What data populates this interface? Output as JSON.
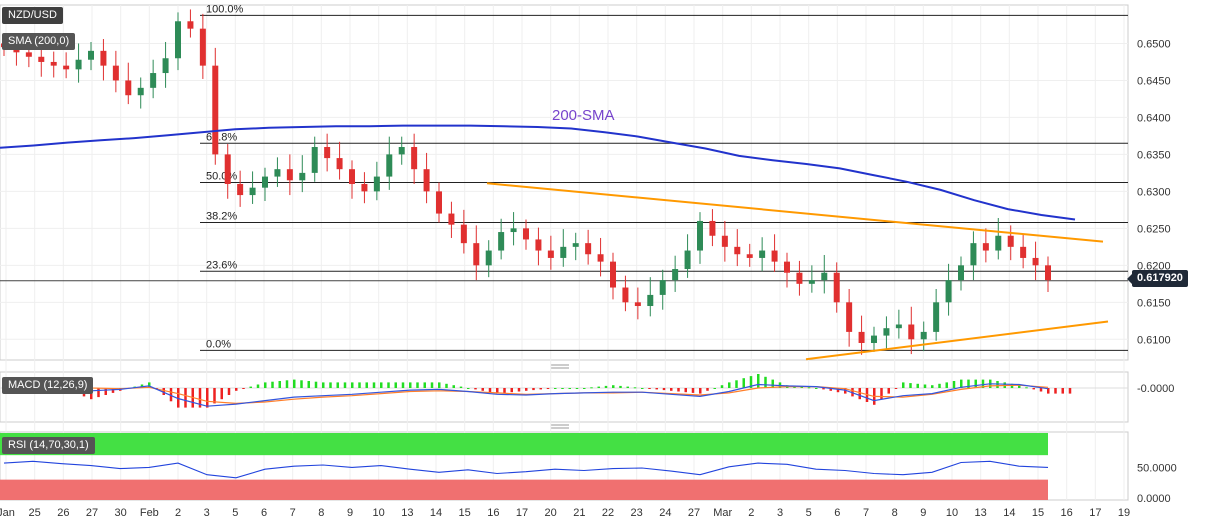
{
  "symbol": "NZD/USD",
  "indicators": {
    "sma_label": "SMA (200,0)",
    "sma_annotation": "200-SMA",
    "macd_label": "MACD (12,26,9)",
    "rsi_label": "RSI (14,70,30,1)"
  },
  "last_price": "0.617920",
  "colors": {
    "bull": "#2e8b57",
    "bear": "#e03030",
    "sma": "#2233cc",
    "trend": "#ff9900",
    "macd_line": "#3355dd",
    "signal_line": "#ff7f2a",
    "hist_pos": "#22dd22",
    "hist_neg": "#ee2222",
    "rsi_line": "#2244dd",
    "rsi_over": "#44e044",
    "rsi_under": "#f07070"
  },
  "chart_data": [
    {
      "type": "candlestick",
      "panel": "price",
      "title": "NZD/USD",
      "x_ticks": [
        "Jan",
        "25",
        "26",
        "27",
        "30",
        "Feb",
        "2",
        "3",
        "5",
        "6",
        "7",
        "8",
        "9",
        "10",
        "13",
        "14",
        "15",
        "16",
        "17",
        "20",
        "21",
        "22",
        "23",
        "24",
        "27",
        "Mar",
        "2",
        "3",
        "5",
        "6",
        "7",
        "8",
        "9",
        "10",
        "13",
        "14",
        "15",
        "16",
        "17",
        "19"
      ],
      "y_ticks": [
        "0.6500",
        "0.6450",
        "0.6400",
        "0.6350",
        "0.6300",
        "0.6250",
        "0.6200",
        "0.6150",
        "0.6100"
      ],
      "ylim": [
        0.6072,
        0.6552
      ],
      "fib_levels": [
        {
          "label": "100.0%",
          "value": 0.6538
        },
        {
          "label": "61.8%",
          "value": 0.6365
        },
        {
          "label": "50.0%",
          "value": 0.6312
        },
        {
          "label": "38.2%",
          "value": 0.6258
        },
        {
          "label": "23.6%",
          "value": 0.6192
        },
        {
          "label": "0.0%",
          "value": 0.6085
        }
      ],
      "sma_200": [
        0.6359,
        0.6362,
        0.6366,
        0.6369,
        0.6372,
        0.6376,
        0.638,
        0.6384,
        0.6386,
        0.6387,
        0.6388,
        0.6388,
        0.6389,
        0.6389,
        0.6389,
        0.6388,
        0.6387,
        0.6385,
        0.638,
        0.6374,
        0.6366,
        0.6358,
        0.6348,
        0.6342,
        0.6337,
        0.6331,
        0.6322,
        0.6313,
        0.6302,
        0.6288,
        0.6276,
        0.6268,
        0.6262
      ],
      "trendline_resistance": [
        {
          "x_idx": 0,
          "y": 0.6311
        },
        {
          "x_idx": 36,
          "y": 0.6232
        }
      ],
      "trendline_support": [
        {
          "x_idx": 0,
          "y": 0.6073
        },
        {
          "x_idx": 36,
          "y": 0.6124
        }
      ],
      "last_price": 0.61792
    },
    {
      "type": "line",
      "panel": "macd",
      "series": [
        {
          "name": "MACD"
        },
        {
          "name": "Signal"
        }
      ],
      "y_ticks": [
        "-0.0000"
      ],
      "macd_line": [
        0.0,
        0.0005,
        0.0003,
        -0.0004,
        -0.0002,
        0.0003,
        -0.0015,
        -0.0026,
        -0.0023,
        -0.0018,
        -0.0013,
        -0.0011,
        -0.0009,
        -0.0006,
        -0.0003,
        -0.0002,
        -0.0005,
        -0.0009,
        -0.001,
        -0.0008,
        -0.0007,
        -0.0006,
        -0.0006,
        -0.0009,
        -0.0012,
        -0.0005,
        0.0005,
        0.0003,
        0.0002,
        -0.0003,
        -0.0018,
        -0.0011,
        -0.0008,
        0.0001,
        0.0006,
        0.0005,
        -0.0001
      ],
      "signal_line": [
        0.0,
        0.0002,
        0.0003,
        0.0,
        -0.0001,
        0.0001,
        -0.0008,
        -0.0019,
        -0.0022,
        -0.002,
        -0.0016,
        -0.0013,
        -0.0011,
        -0.0008,
        -0.0005,
        -0.0004,
        -0.0005,
        -0.0007,
        -0.0009,
        -0.0008,
        -0.0007,
        -0.0007,
        -0.0006,
        -0.0008,
        -0.001,
        -0.0007,
        0.0,
        0.0002,
        0.0002,
        -0.0001,
        -0.0012,
        -0.0013,
        -0.0009,
        -0.0002,
        0.0003,
        0.0004,
        0.0001
      ]
    },
    {
      "type": "line",
      "panel": "rsi",
      "series": [
        {
          "name": "RSI"
        }
      ],
      "y_ticks": [
        "50.0000",
        "0.0000"
      ],
      "ylim": [
        0,
        100
      ],
      "overbought": 70,
      "oversold": 30,
      "rsi": [
        57,
        60,
        56,
        53,
        48,
        50,
        57,
        38,
        33,
        47,
        52,
        54,
        50,
        53,
        47,
        42,
        46,
        40,
        43,
        47,
        45,
        48,
        49,
        44,
        38,
        51,
        57,
        55,
        47,
        45,
        40,
        38,
        42,
        58,
        60,
        52,
        50
      ]
    }
  ]
}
****************************************
• [What to produce]: Leave out the pictures and print each record exactly as it stands.

• [Result for this exercise]:
What data populates this interface? Output as JSON.
{
  "symbol": "NZD/USD",
  "indicators": {
    "sma_label": "SMA (200,0)",
    "sma_annotation": "200-SMA",
    "macd_label": "MACD (12,26,9)",
    "rsi_label": "RSI (14,70,30,1)"
  },
  "last_price": "0.617920",
  "colors": {
    "bull": "#2e8b57",
    "bear": "#e03030",
    "sma": "#2233cc",
    "trend": "#ff9900",
    "macd_line": "#3355dd",
    "signal_line": "#ff7f2a",
    "hist_pos": "#22dd22",
    "hist_neg": "#ee2222",
    "rsi_line": "#2244dd",
    "rsi_over": "#44e044",
    "rsi_under": "#f07070"
  },
  "chart_data": [
    {
      "type": "candlestick",
      "panel": "price",
      "title": "NZD/USD",
      "x_ticks": [
        "Jan",
        "25",
        "26",
        "27",
        "30",
        "Feb",
        "2",
        "3",
        "5",
        "6",
        "7",
        "8",
        "9",
        "10",
        "13",
        "14",
        "15",
        "16",
        "17",
        "20",
        "21",
        "22",
        "23",
        "24",
        "27",
        "Mar",
        "2",
        "3",
        "5",
        "6",
        "7",
        "8",
        "9",
        "10",
        "13",
        "14",
        "15",
        "16",
        "17",
        "19"
      ],
      "y_ticks": [
        "0.6500",
        "0.6450",
        "0.6400",
        "0.6350",
        "0.6300",
        "0.6250",
        "0.6200",
        "0.6150",
        "0.6100"
      ],
      "ylim": [
        0.6072,
        0.6552
      ],
      "fib_levels": [
        {
          "label": "100.0%",
          "value": 0.6538
        },
        {
          "label": "61.8%",
          "value": 0.6365
        },
        {
          "label": "50.0%",
          "value": 0.6312
        },
        {
          "label": "38.2%",
          "value": 0.6258
        },
        {
          "label": "23.6%",
          "value": 0.6192
        },
        {
          "label": "0.0%",
          "value": 0.6085
        }
      ],
      "sma_200": [
        0.6359,
        0.6362,
        0.6366,
        0.6369,
        0.6372,
        0.6376,
        0.638,
        0.6384,
        0.6386,
        0.6387,
        0.6388,
        0.6388,
        0.6389,
        0.6389,
        0.6389,
        0.6388,
        0.6387,
        0.6385,
        0.638,
        0.6374,
        0.6366,
        0.6358,
        0.6348,
        0.6342,
        0.6337,
        0.6331,
        0.6322,
        0.6313,
        0.6302,
        0.6288,
        0.6276,
        0.6268,
        0.6262
      ],
      "trendline_resistance": [
        {
          "x_idx": 0,
          "y": 0.6311
        },
        {
          "x_idx": 36,
          "y": 0.6232
        }
      ],
      "trendline_support": [
        {
          "x_idx": 0,
          "y": 0.6073
        },
        {
          "x_idx": 36,
          "y": 0.6124
        }
      ],
      "last_price": 0.61792
    },
    {
      "type": "line",
      "panel": "macd",
      "series": [
        {
          "name": "MACD"
        },
        {
          "name": "Signal"
        }
      ],
      "y_ticks": [
        "-0.0000"
      ],
      "macd_line": [
        0.0,
        0.0005,
        0.0003,
        -0.0004,
        -0.0002,
        0.0003,
        -0.0015,
        -0.0026,
        -0.0023,
        -0.0018,
        -0.0013,
        -0.0011,
        -0.0009,
        -0.0006,
        -0.0003,
        -0.0002,
        -0.0005,
        -0.0009,
        -0.001,
        -0.0008,
        -0.0007,
        -0.0006,
        -0.0006,
        -0.0009,
        -0.0012,
        -0.0005,
        0.0005,
        0.0003,
        0.0002,
        -0.0003,
        -0.0018,
        -0.0011,
        -0.0008,
        0.0001,
        0.0006,
        0.0005,
        -0.0001
      ],
      "signal_line": [
        0.0,
        0.0002,
        0.0003,
        0.0,
        -0.0001,
        0.0001,
        -0.0008,
        -0.0019,
        -0.0022,
        -0.002,
        -0.0016,
        -0.0013,
        -0.0011,
        -0.0008,
        -0.0005,
        -0.0004,
        -0.0005,
        -0.0007,
        -0.0009,
        -0.0008,
        -0.0007,
        -0.0007,
        -0.0006,
        -0.0008,
        -0.001,
        -0.0007,
        0.0,
        0.0002,
        0.0002,
        -0.0001,
        -0.0012,
        -0.0013,
        -0.0009,
        -0.0002,
        0.0003,
        0.0004,
        0.0001
      ]
    },
    {
      "type": "line",
      "panel": "rsi",
      "series": [
        {
          "name": "RSI"
        }
      ],
      "y_ticks": [
        "50.0000",
        "0.0000"
      ],
      "ylim": [
        0,
        100
      ],
      "overbought": 70,
      "oversold": 30,
      "rsi": [
        57,
        60,
        56,
        53,
        48,
        50,
        57,
        38,
        33,
        47,
        52,
        54,
        50,
        53,
        47,
        42,
        46,
        40,
        43,
        47,
        45,
        48,
        49,
        44,
        38,
        51,
        57,
        55,
        47,
        45,
        40,
        38,
        42,
        58,
        60,
        52,
        50
      ]
    }
  ]
}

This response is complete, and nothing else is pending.